** Start Rows **

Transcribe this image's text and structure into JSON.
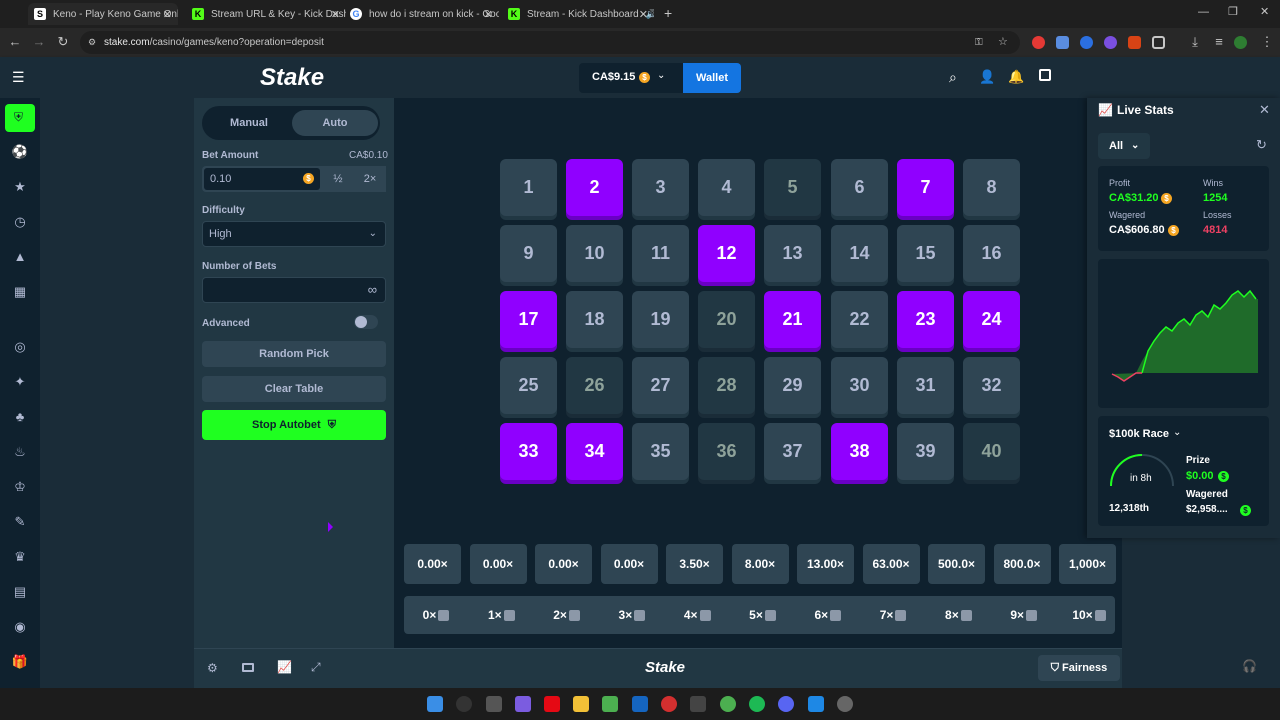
{
  "browser": {
    "tabs": [
      {
        "title": "Keno - Play Keno Game Online",
        "color": "#ffffff"
      },
      {
        "title": "Stream URL & Key - Kick Dashb",
        "color": "#53fc18"
      },
      {
        "title": "how do i stream on kick - Goog",
        "color": "#4285f4"
      },
      {
        "title": "Stream - Kick Dashboard",
        "color": "#53fc18"
      }
    ],
    "new_tab": "+",
    "url_host": "stake.com",
    "url_path": "/casino/games/keno?operation=deposit"
  },
  "header": {
    "logo": "Stake",
    "balance": "CA$9.15",
    "wallet_label": "Wallet"
  },
  "controls": {
    "mode_manual": "Manual",
    "mode_auto": "Auto",
    "bet_amount_label": "Bet Amount",
    "bet_amount_converted": "CA$0.10",
    "bet_amount_value": "0.10",
    "half_label": "½",
    "double_label": "2×",
    "difficulty_label": "Difficulty",
    "difficulty_value": "High",
    "number_of_bets_label": "Number of Bets",
    "infinity_symbol": "∞",
    "advanced_label": "Advanced",
    "random_pick_label": "Random Pick",
    "clear_table_label": "Clear Table",
    "stop_autobet_label": "Stop Autobet"
  },
  "board": {
    "tiles": [
      {
        "n": "1",
        "state": "none"
      },
      {
        "n": "2",
        "state": "pick"
      },
      {
        "n": "3",
        "state": "none"
      },
      {
        "n": "4",
        "state": "none"
      },
      {
        "n": "5",
        "state": "hit"
      },
      {
        "n": "6",
        "state": "none"
      },
      {
        "n": "7",
        "state": "pick"
      },
      {
        "n": "8",
        "state": "none"
      },
      {
        "n": "9",
        "state": "none"
      },
      {
        "n": "10",
        "state": "none"
      },
      {
        "n": "11",
        "state": "none"
      },
      {
        "n": "12",
        "state": "pick"
      },
      {
        "n": "13",
        "state": "none"
      },
      {
        "n": "14",
        "state": "none"
      },
      {
        "n": "15",
        "state": "none"
      },
      {
        "n": "16",
        "state": "none"
      },
      {
        "n": "17",
        "state": "pick"
      },
      {
        "n": "18",
        "state": "none"
      },
      {
        "n": "19",
        "state": "none"
      },
      {
        "n": "20",
        "state": "hit"
      },
      {
        "n": "21",
        "state": "pick"
      },
      {
        "n": "22",
        "state": "none"
      },
      {
        "n": "23",
        "state": "pick"
      },
      {
        "n": "24",
        "state": "pick"
      },
      {
        "n": "25",
        "state": "none"
      },
      {
        "n": "26",
        "state": "hit"
      },
      {
        "n": "27",
        "state": "none"
      },
      {
        "n": "28",
        "state": "hit"
      },
      {
        "n": "29",
        "state": "none"
      },
      {
        "n": "30",
        "state": "none"
      },
      {
        "n": "31",
        "state": "none"
      },
      {
        "n": "32",
        "state": "none"
      },
      {
        "n": "33",
        "state": "pick"
      },
      {
        "n": "34",
        "state": "pick"
      },
      {
        "n": "35",
        "state": "none"
      },
      {
        "n": "36",
        "state": "hit"
      },
      {
        "n": "37",
        "state": "none"
      },
      {
        "n": "38",
        "state": "pick"
      },
      {
        "n": "39",
        "state": "none"
      },
      {
        "n": "40",
        "state": "hit"
      }
    ],
    "multipliers": [
      "0.00×",
      "0.00×",
      "0.00×",
      "0.00×",
      "3.50×",
      "8.00×",
      "13.00×",
      "63.00×",
      "500.0×",
      "800.0×",
      "1,000×"
    ],
    "hit_counts": [
      "0×",
      "1×",
      "2×",
      "3×",
      "4×",
      "5×",
      "6×",
      "7×",
      "8×",
      "9×",
      "10×"
    ]
  },
  "footer": {
    "logo": "Stake",
    "fairness_label": "Fairness"
  },
  "live_stats": {
    "title": "Live Stats",
    "filter": "All",
    "profit_label": "Profit",
    "profit_value": "CA$31.20",
    "wins_label": "Wins",
    "wins_value": "1254",
    "wagered_label": "Wagered",
    "wagered_value": "CA$606.80",
    "losses_label": "Losses",
    "losses_value": "4814",
    "race_title": "$100k Race",
    "race_timer": "in 8h",
    "race_position": "12,318th",
    "prize_label": "Prize",
    "prize_value": "$0.00",
    "race_wagered_label": "Wagered",
    "race_wagered_value": "$2,958....",
    "colors": {
      "profit": "#1fff20",
      "losses": "#ed4163",
      "accent": "#1475e1",
      "pick": "#9000ff"
    }
  }
}
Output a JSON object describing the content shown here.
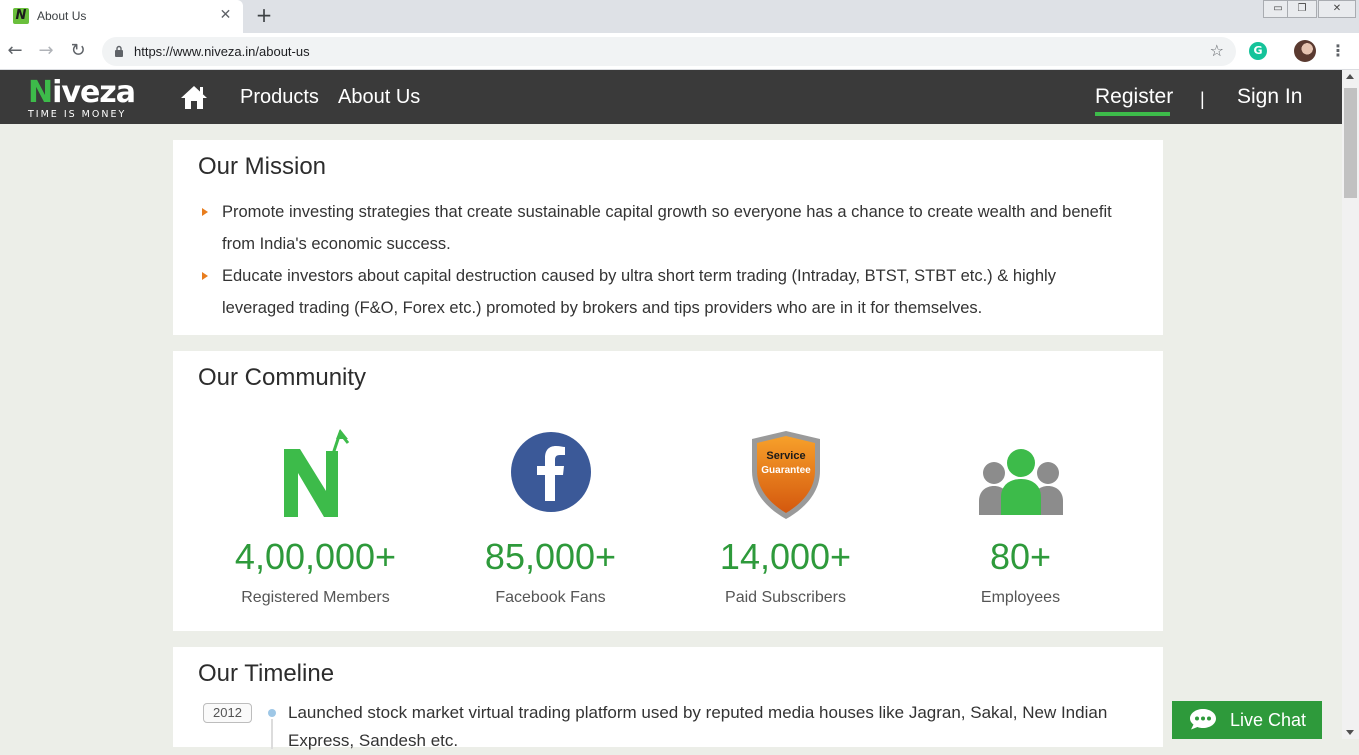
{
  "browser": {
    "tab_title": "About Us",
    "tab_favicon_letter": "N",
    "tab_close": "✕",
    "new_tab": "+",
    "url": "https://www.niveza.in/about-us",
    "controls": {
      "minimize": "▭",
      "restore": "❐",
      "close": "✕"
    }
  },
  "header": {
    "logo_first": "N",
    "logo_rest": "iveza",
    "logo_tagline": "TIME IS MONEY",
    "nav": [
      {
        "label": "Products"
      },
      {
        "label": "About Us"
      }
    ],
    "register_label": "Register",
    "separator": "|",
    "signin_label": "Sign In"
  },
  "mission": {
    "title": "Our Mission",
    "bullets": [
      "Promote investing strategies that create sustainable capital growth so everyone has a chance to create wealth and benefit from India's economic success.",
      "Educate investors about capital destruction caused by ultra short term trading (Intraday, BTST, STBT etc.) & highly leveraged trading (F&O, Forex etc.) promoted by brokers and tips providers who are in it for themselves."
    ]
  },
  "community": {
    "title": "Our Community",
    "stats": [
      {
        "icon": "niveza-n-icon",
        "value": "4,00,000+",
        "label": "Registered Members"
      },
      {
        "icon": "facebook-icon",
        "value": "85,000+",
        "label": "Facebook Fans"
      },
      {
        "icon": "service-guarantee-shield-icon",
        "value": "14,000+",
        "label": "Paid Subscribers",
        "badge_line1": "Service",
        "badge_line2": "Guarantee"
      },
      {
        "icon": "people-group-icon",
        "value": "80+",
        "label": "Employees"
      }
    ]
  },
  "timeline": {
    "title": "Our Timeline",
    "items": [
      {
        "year": "2012",
        "text": "Launched stock market virtual trading platform used by reputed media houses like Jagran, Sakal, New Indian Express, Sandesh etc."
      }
    ]
  },
  "live_chat": {
    "label": "Live Chat"
  },
  "colors": {
    "brand_green": "#2e9a3b",
    "logo_green": "#3dbb4a",
    "header_bg": "#3a3a3a",
    "bullet_orange": "#e87d1e",
    "facebook_blue": "#3b5998"
  }
}
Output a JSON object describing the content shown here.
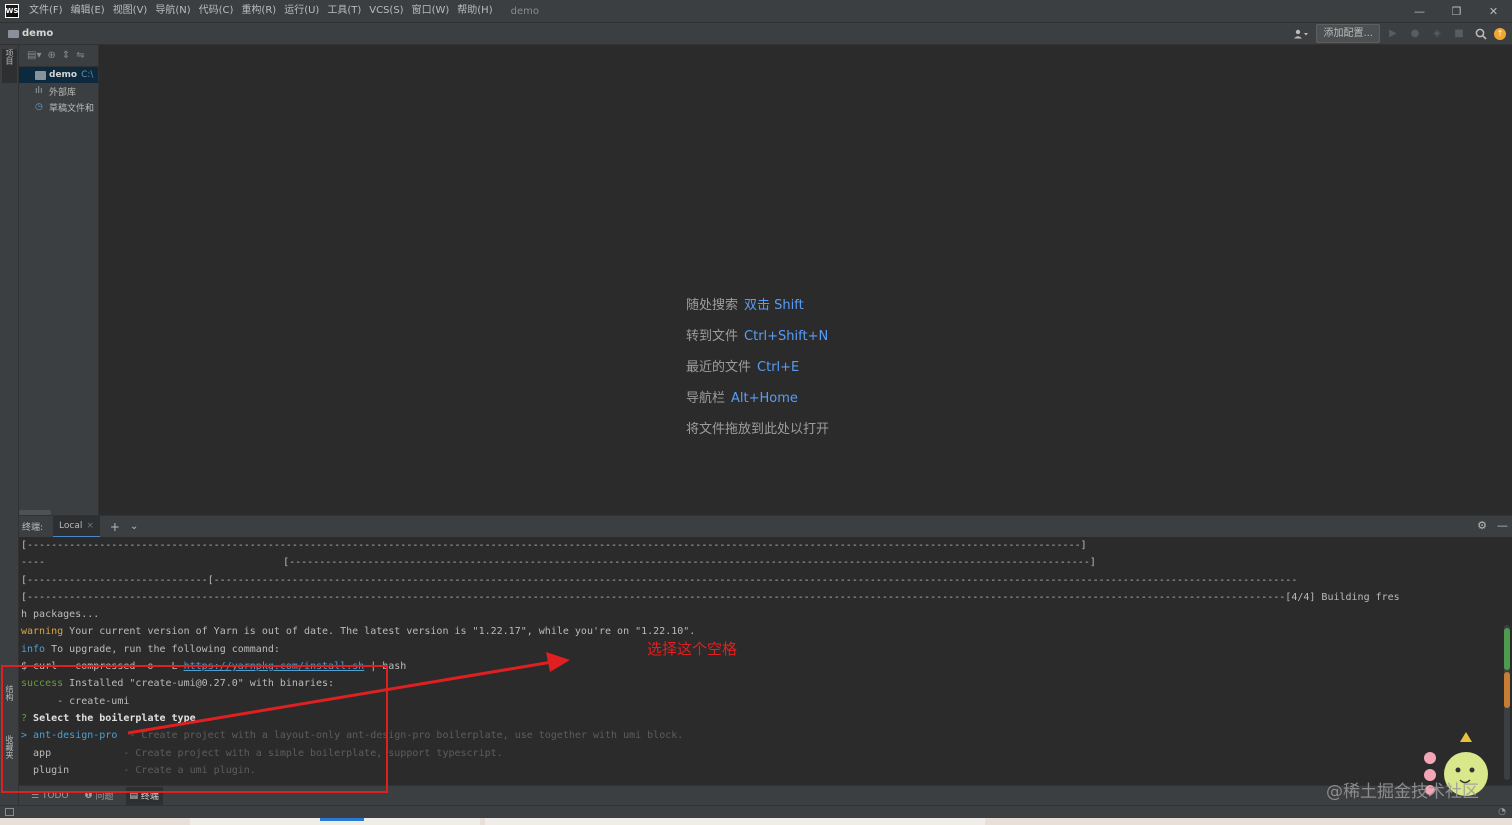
{
  "titlebar": {
    "logo": "WS",
    "menu": [
      "文件(F)",
      "编辑(E)",
      "视图(V)",
      "导航(N)",
      "代码(C)",
      "重构(R)",
      "运行(U)",
      "工具(T)",
      "VCS(S)",
      "窗口(W)",
      "帮助(H)"
    ],
    "window_title": "demo",
    "controls": {
      "minimize": "—",
      "restore": "❐",
      "close": "✕"
    }
  },
  "navbar": {
    "project": "demo",
    "add_config": "添加配置..."
  },
  "left_stripe": {
    "project_tab": "项目",
    "structure_tab": "结构",
    "favorites_tab": "收藏夹"
  },
  "project_tree": {
    "items": [
      {
        "label": "demo",
        "path": "C:\\",
        "icon": "folder-icon"
      },
      {
        "label": "外部库",
        "icon": "library-icon"
      },
      {
        "label": "草稿文件和",
        "icon": "scratch-icon"
      }
    ]
  },
  "editor_hints": [
    {
      "label": "随处搜索",
      "key": "双击 Shift"
    },
    {
      "label": "转到文件",
      "key": "Ctrl+Shift+N"
    },
    {
      "label": "最近的文件",
      "key": "Ctrl+E"
    },
    {
      "label": "导航栏",
      "key": "Alt+Home"
    },
    {
      "label": "将文件拖放到此处以打开",
      "key": ""
    }
  ],
  "terminal": {
    "title": "终端:",
    "tab": "Local",
    "lines": {
      "l1": "[-------------------------------------------------------------------------------------------------------------------------------------------------------------------------------]",
      "l2a": "----",
      "l2b": "[-------------------------------------------------------------------------------------------------------------------------------------]",
      "l3a": "[------------------------------[",
      "l3b": "------------------------------------------------------------------------------------------------------------------------------------------------------------------------------------",
      "l3c": "[--",
      "l4": "[-----------------------------------------------------------------------------------------------------------------------------------------------------------------------------------------------------------------[4/4] Building fres",
      "l5": "h packages...",
      "warning_tag": "warning",
      "warning_text": " Your current version of Yarn is out of date. The latest version is \"1.22.17\", while you're on \"1.22.10\".",
      "info_tag": "info",
      "info_text": " To upgrade, run the following command:",
      "curl_pre": "$ curl --compressed -o- -L ",
      "curl_link": "https://yarnpkg.com/install.sh",
      "curl_post": " | bash",
      "success_tag": "success",
      "success_text": " Installed \"create-umi@0.27.0\" with binaries:",
      "binary": "      - create-umi",
      "q_mark": "?",
      "question": " Select the boilerplate type",
      "opt1_pointer": "> ",
      "opt1_name": "ant-design-pro",
      "opt1_desc": "  - Create project with a layout-only ant-design-pro boilerplate, use together with umi block.",
      "opt2_name": "  app",
      "opt2_desc": "            - Create project with a simple boilerplate, support typescript.",
      "opt3_name": "  plugin",
      "opt3_desc": "         - Create a umi plugin."
    }
  },
  "bottom_tools": [
    "TODO",
    "问题",
    "终端"
  ],
  "annotation": {
    "text": "选择这个空格",
    "color": "#e02020"
  },
  "watermark": "@稀土掘金技术社区",
  "colors": {
    "accent": "#589df6",
    "warning": "#d9a343",
    "info": "#4f9fd1",
    "success": "#6a9a3e"
  }
}
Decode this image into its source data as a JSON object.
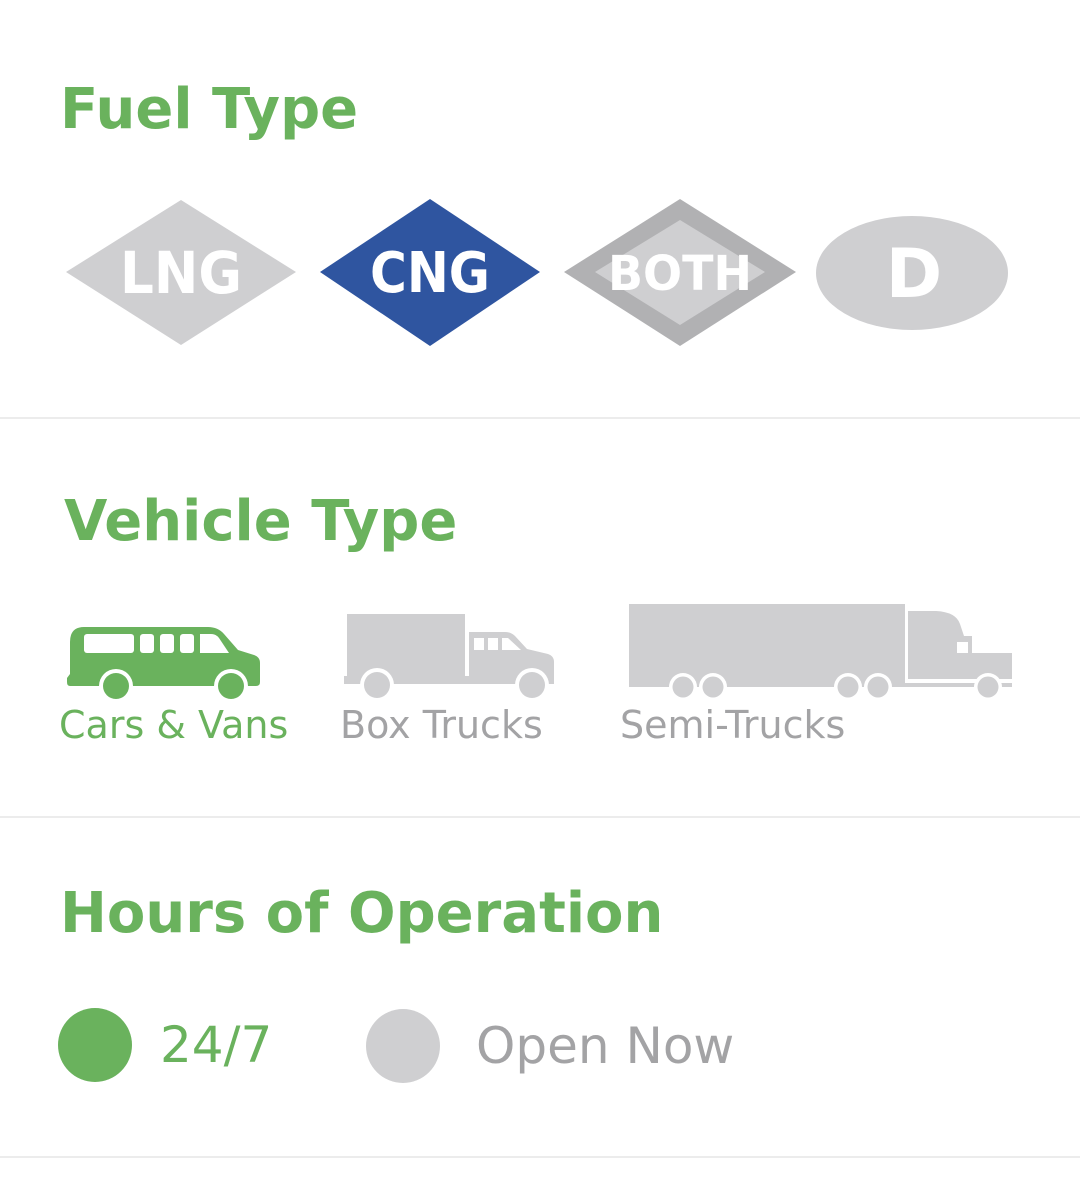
{
  "colors": {
    "accent_green": "#6ab25d",
    "inactive_gray": "#cfcfd1",
    "inactive_text": "#a3a3a5",
    "cng_blue": "#2f55a0",
    "both_border_gray": "#b1b1b3",
    "divider": "#ececec"
  },
  "fuel_type": {
    "title": "Fuel Type",
    "options": [
      {
        "label": "LNG",
        "shape": "diamond",
        "selected": false
      },
      {
        "label": "CNG",
        "shape": "diamond",
        "selected": true
      },
      {
        "label": "BOTH",
        "shape": "double-diamond",
        "selected": false
      },
      {
        "label": "D",
        "shape": "oval",
        "selected": false
      }
    ]
  },
  "vehicle_type": {
    "title": "Vehicle Type",
    "options": [
      {
        "label": "Cars & Vans",
        "icon": "van-icon",
        "selected": true
      },
      {
        "label": "Box Trucks",
        "icon": "box-truck-icon",
        "selected": false
      },
      {
        "label": "Semi-Trucks",
        "icon": "semi-truck-icon",
        "selected": false
      }
    ]
  },
  "hours_of_operation": {
    "title": "Hours of Operation",
    "options": [
      {
        "label": "24/7",
        "selected": true
      },
      {
        "label": "Open Now",
        "selected": false
      }
    ]
  }
}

** End Rows **

Goal
Answer with one number: how many lines of the entries above include the word "this".

Exercise response
2